PROBLEM STATEMENT:
Examine the records and identify each line that includes the string "Broadcasting". Copy those lines.

RAW DATA:
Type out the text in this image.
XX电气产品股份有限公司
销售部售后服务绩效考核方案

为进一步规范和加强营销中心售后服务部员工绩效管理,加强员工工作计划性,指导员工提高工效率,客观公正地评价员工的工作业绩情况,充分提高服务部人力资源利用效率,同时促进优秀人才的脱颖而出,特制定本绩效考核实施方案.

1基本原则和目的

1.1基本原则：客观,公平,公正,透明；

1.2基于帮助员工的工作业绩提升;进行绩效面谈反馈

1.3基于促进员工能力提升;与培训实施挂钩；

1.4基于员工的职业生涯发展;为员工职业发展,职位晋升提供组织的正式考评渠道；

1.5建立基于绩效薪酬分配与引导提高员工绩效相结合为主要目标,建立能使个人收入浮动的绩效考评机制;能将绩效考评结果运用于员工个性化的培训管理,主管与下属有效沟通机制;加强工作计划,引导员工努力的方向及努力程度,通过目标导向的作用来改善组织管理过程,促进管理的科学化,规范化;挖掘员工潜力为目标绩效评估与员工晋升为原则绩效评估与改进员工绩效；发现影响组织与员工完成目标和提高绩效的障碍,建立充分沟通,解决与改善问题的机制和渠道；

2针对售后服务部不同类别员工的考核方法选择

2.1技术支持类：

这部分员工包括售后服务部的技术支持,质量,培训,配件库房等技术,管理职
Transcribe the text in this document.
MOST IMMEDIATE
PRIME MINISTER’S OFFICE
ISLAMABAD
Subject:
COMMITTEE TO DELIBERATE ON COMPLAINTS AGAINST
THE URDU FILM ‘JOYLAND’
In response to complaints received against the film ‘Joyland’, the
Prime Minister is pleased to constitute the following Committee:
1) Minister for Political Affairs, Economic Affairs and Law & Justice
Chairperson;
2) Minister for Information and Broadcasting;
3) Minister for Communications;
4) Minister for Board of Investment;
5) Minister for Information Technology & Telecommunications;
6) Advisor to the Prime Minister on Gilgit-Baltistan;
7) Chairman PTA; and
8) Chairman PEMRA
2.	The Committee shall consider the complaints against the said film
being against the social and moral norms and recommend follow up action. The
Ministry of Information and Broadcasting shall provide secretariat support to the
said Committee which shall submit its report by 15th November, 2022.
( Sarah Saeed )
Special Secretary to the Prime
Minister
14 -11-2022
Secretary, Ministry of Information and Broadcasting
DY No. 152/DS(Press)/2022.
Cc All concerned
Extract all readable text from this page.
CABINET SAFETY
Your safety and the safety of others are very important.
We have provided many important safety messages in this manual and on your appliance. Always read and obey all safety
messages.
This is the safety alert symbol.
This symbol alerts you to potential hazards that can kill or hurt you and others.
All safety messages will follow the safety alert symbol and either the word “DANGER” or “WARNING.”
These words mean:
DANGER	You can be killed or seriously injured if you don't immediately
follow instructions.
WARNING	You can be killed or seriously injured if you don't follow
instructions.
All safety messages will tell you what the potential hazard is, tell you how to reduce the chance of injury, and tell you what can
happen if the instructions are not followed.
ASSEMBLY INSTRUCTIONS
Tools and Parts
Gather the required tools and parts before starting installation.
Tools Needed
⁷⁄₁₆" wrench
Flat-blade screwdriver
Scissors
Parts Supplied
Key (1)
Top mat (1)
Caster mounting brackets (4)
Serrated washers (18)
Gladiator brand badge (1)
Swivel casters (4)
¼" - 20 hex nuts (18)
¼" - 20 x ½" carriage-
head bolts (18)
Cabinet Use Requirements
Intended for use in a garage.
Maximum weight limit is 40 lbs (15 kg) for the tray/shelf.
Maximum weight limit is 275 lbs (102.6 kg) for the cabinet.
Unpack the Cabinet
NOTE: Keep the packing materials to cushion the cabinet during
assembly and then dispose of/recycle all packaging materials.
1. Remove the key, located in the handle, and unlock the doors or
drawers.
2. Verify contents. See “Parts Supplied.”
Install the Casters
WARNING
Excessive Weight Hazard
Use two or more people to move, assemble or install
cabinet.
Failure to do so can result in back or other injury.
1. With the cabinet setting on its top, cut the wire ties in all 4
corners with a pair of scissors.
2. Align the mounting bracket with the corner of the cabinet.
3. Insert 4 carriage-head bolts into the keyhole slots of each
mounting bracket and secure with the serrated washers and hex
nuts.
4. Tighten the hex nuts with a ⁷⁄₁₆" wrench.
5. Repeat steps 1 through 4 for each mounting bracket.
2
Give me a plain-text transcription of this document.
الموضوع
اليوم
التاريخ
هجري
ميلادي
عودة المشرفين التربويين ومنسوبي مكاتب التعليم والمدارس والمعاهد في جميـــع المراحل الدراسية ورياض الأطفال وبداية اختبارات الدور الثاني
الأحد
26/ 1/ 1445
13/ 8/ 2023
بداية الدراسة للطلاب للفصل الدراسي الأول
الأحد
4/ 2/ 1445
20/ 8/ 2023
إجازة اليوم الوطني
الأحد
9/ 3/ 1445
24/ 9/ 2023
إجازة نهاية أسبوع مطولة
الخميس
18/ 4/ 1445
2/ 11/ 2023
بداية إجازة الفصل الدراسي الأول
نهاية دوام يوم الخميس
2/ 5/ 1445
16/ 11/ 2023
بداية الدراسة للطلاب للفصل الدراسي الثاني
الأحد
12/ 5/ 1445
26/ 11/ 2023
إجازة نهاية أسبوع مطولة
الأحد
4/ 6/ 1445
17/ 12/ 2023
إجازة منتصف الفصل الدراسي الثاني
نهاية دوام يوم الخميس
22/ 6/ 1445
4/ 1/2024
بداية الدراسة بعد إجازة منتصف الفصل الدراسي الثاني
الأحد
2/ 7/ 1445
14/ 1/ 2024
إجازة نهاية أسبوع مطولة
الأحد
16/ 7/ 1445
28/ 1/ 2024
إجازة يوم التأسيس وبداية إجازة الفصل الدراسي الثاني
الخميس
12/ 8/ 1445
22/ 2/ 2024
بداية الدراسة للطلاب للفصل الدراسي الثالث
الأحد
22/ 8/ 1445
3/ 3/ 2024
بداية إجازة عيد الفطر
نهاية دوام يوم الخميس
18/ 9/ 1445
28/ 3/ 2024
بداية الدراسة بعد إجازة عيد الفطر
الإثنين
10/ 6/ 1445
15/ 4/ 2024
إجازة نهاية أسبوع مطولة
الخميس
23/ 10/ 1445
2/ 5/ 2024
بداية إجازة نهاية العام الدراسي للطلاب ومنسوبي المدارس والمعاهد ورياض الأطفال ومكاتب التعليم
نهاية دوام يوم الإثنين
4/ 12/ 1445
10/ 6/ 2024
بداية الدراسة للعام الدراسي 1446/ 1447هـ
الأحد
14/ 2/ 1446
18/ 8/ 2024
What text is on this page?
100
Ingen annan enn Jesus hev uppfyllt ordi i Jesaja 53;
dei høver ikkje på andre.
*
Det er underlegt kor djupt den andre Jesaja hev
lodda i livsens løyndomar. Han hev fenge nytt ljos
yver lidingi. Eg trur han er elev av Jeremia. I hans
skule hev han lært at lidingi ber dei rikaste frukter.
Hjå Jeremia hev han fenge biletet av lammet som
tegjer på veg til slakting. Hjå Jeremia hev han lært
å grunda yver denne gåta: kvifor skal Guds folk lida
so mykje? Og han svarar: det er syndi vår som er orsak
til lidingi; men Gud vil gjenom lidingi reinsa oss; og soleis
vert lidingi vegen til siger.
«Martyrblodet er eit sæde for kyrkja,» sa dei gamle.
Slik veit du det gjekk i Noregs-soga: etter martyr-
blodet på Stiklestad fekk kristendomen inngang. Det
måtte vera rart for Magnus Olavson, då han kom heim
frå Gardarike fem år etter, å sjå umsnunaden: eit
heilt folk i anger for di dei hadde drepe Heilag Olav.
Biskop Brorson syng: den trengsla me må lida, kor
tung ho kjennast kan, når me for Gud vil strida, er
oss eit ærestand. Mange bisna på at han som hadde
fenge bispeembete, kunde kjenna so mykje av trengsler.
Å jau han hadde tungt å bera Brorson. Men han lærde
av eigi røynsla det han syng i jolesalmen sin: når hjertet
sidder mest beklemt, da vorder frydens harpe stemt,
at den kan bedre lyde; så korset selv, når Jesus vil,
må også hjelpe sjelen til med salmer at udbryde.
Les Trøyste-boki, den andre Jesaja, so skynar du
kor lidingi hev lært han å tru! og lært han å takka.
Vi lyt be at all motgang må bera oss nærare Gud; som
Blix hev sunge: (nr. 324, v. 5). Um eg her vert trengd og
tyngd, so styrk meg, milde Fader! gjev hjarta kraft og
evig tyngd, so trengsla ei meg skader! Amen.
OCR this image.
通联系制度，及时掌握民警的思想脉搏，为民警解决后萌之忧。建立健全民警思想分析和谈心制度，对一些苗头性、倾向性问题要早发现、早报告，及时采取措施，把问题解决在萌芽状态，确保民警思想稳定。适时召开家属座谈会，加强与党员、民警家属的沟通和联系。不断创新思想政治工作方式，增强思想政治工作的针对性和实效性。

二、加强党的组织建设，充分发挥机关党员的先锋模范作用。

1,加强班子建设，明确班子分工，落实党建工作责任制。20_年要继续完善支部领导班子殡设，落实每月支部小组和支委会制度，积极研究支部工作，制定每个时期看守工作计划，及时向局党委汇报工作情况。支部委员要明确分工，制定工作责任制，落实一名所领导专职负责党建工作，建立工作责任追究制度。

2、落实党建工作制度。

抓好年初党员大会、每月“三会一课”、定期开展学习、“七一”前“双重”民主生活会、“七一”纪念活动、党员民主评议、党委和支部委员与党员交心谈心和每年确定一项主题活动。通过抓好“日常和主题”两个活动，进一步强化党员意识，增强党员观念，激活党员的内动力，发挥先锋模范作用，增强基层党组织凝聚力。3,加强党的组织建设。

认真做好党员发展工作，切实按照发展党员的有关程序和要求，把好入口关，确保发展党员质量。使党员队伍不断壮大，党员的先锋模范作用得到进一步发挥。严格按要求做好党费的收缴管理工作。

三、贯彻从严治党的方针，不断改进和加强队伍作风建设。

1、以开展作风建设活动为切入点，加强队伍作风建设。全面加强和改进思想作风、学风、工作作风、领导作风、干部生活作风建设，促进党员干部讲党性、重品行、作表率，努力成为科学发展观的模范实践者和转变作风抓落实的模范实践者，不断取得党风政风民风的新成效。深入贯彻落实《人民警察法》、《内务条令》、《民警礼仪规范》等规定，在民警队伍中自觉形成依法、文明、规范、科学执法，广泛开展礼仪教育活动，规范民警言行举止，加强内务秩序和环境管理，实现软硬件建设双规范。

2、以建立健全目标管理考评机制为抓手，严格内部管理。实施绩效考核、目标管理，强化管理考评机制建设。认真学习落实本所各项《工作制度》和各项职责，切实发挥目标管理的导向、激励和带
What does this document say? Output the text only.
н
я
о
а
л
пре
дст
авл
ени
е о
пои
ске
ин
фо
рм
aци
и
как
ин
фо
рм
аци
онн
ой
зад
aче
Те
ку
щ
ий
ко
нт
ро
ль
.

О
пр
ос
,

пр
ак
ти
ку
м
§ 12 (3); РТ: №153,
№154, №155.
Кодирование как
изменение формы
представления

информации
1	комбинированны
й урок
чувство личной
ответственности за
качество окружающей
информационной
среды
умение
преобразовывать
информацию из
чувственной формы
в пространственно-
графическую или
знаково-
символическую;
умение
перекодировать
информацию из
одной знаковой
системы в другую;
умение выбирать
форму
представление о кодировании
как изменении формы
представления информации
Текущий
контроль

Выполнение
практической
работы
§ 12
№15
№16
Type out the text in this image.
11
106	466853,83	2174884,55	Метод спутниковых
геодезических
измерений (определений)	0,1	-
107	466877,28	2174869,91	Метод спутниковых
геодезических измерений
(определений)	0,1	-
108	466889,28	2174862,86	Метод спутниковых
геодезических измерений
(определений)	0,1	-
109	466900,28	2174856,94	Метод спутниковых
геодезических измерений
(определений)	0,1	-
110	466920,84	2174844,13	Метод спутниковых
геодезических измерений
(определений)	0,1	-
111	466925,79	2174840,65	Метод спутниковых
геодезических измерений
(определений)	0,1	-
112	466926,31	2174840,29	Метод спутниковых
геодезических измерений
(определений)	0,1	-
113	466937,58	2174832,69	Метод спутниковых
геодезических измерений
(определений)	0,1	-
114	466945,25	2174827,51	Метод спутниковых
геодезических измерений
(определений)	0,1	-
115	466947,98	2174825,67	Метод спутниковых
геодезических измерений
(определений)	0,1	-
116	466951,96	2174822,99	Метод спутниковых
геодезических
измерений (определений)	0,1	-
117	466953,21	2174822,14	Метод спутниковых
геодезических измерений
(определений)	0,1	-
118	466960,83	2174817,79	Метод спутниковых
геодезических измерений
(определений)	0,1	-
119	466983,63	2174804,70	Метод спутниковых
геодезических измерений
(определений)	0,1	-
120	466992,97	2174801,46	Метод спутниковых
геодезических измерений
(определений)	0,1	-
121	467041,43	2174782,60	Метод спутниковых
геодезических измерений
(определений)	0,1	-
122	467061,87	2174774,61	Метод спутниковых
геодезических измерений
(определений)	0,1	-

RESPONSE TO THIS TASK:
2) Minister for Information and Broadcasting;
Ministry of Information and Broadcasting shall provide secretariat support to the
Secretary, Ministry of Information and Broadcasting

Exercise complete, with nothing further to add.